### REQUIREMENT
Copy out every record below with complete accuracy.

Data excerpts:
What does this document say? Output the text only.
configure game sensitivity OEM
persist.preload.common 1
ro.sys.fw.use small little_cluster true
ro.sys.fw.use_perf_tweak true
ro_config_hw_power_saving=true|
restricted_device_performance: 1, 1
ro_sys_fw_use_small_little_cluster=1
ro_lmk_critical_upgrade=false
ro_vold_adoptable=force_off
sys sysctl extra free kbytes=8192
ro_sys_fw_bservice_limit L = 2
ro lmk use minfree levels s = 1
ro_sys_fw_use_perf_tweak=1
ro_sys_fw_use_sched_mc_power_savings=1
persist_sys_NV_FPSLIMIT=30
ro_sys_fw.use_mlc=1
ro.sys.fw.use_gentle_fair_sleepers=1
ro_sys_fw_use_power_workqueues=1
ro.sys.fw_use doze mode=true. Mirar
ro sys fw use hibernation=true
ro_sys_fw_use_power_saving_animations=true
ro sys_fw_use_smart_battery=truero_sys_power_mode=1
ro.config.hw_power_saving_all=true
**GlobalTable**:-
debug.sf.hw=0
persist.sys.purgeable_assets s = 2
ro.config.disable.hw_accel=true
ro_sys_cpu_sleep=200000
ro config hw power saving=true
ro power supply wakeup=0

### CORRECT OUTPUT
What does this document say? Output the text only.
configure game sensitivity OEM
persist.preload.common 1
ro.sys.fw.use small little_cluster true
ro.sys.fw.use_perf_tweak true
ro_config_hw_power_saving=true|
restricted_device_performance: 1, 1
ro_sys_fw_use_small_little_cluster=1
ro_lmk_critical_upgrade=false
ro_vold_adoptable=force_off
sys sysctl extra free kbytes=8192
ro_sys_fw_bservice_limit L = 2
ro lmk use minfree levels s = 1
ro_sys_fw_use_perf_tweak=1
ro_sys_fw_use_sched_mc_power_savings=1
persist_sys_NV_FPSLIMIT=30
ro_sys_fw.use_mlc=1
ro.sys.fw.use_gentle_fair_sleepers=1
ro_sys_fw_use_power_workqueues=1
ro.sys.fw_use doze mode=true. Mirar
ro sys fw use hibernation=true
ro_sys_fw_use_power_saving_animations=true
ro sys_fw_use_smart_battery=truero_sys_power_mode=1
ro.config.hw_power_saving_all=true
**GlobalTable**:-
debug.sf.hw=0
persist.sys.purgeable_assets s = 2
ro.config.disable.hw_accel=true
ro_sys_cpu_sleep=200000
ro config hw power saving=true
ro power supply wakeup=0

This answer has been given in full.